### [Material for the task]
########
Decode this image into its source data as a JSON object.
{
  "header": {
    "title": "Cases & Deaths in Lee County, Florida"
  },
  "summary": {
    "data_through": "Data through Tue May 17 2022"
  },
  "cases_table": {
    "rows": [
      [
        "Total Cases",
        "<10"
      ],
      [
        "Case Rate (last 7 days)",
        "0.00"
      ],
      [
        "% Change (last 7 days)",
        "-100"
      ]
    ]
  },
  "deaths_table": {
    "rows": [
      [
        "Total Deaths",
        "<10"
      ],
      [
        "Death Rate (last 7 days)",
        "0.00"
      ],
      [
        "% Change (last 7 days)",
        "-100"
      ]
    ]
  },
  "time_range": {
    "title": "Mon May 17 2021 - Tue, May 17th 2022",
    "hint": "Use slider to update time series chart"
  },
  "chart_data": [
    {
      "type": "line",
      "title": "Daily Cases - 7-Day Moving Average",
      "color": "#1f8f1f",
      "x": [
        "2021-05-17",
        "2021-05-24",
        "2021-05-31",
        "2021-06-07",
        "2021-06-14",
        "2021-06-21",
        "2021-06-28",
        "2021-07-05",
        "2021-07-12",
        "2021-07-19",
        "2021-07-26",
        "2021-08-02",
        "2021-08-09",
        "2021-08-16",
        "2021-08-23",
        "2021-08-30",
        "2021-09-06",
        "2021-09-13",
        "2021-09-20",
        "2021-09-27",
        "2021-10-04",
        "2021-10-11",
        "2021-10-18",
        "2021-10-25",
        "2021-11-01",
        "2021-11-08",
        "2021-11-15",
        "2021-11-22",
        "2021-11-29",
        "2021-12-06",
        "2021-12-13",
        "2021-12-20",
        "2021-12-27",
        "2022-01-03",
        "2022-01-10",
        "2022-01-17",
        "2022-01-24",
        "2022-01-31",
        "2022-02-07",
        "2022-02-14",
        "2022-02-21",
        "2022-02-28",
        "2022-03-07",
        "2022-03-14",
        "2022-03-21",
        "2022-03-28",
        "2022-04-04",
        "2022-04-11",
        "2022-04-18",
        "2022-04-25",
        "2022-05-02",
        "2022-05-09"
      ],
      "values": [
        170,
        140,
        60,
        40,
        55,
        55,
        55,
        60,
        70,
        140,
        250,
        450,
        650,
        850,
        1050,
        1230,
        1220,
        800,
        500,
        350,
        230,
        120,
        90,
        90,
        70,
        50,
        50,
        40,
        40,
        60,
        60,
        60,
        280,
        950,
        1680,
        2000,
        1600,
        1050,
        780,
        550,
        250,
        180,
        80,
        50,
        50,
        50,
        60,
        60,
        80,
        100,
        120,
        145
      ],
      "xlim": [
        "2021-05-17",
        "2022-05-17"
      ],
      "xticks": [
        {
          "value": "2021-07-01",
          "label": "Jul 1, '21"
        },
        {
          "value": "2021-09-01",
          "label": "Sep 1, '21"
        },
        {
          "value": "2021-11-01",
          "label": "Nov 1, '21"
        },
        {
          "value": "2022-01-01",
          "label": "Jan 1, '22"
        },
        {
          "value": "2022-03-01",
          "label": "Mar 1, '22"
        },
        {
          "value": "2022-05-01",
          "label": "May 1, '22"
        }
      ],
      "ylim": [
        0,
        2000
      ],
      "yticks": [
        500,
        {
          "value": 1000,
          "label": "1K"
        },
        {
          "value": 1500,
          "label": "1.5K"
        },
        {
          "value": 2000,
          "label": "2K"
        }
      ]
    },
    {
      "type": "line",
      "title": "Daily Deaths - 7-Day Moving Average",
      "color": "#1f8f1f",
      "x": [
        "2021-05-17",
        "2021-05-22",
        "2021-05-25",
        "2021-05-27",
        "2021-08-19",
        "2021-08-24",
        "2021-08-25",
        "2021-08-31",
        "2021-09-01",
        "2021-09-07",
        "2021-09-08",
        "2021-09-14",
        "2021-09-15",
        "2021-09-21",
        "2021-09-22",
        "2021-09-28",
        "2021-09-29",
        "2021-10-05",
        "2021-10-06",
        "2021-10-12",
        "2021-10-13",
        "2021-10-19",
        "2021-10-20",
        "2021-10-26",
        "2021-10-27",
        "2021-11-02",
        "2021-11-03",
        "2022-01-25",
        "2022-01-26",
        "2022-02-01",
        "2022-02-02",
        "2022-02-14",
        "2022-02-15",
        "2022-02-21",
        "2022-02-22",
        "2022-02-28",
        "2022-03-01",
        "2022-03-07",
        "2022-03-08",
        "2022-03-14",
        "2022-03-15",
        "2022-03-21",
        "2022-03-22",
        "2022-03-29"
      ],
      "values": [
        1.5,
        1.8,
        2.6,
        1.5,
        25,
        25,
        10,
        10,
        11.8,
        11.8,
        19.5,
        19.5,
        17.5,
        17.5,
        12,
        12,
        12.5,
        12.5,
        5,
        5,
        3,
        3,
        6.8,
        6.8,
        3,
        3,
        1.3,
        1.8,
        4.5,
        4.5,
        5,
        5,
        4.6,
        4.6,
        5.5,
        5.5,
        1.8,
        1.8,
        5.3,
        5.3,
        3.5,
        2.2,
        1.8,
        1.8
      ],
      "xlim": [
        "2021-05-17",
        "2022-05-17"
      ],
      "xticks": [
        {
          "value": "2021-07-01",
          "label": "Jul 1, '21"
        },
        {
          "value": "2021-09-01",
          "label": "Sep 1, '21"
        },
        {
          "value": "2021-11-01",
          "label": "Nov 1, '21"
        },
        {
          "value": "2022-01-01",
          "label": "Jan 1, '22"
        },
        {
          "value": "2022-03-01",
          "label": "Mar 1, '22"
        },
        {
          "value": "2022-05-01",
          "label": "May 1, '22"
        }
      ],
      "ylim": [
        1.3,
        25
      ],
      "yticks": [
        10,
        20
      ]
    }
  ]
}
########
### [What you should do]
Identify each line holding the string "Average", and copy it out.

### [The reply]
      "title": "Daily Cases - 7-Day Moving Average",
      "title": "Daily Deaths - 7-Day Moving Average",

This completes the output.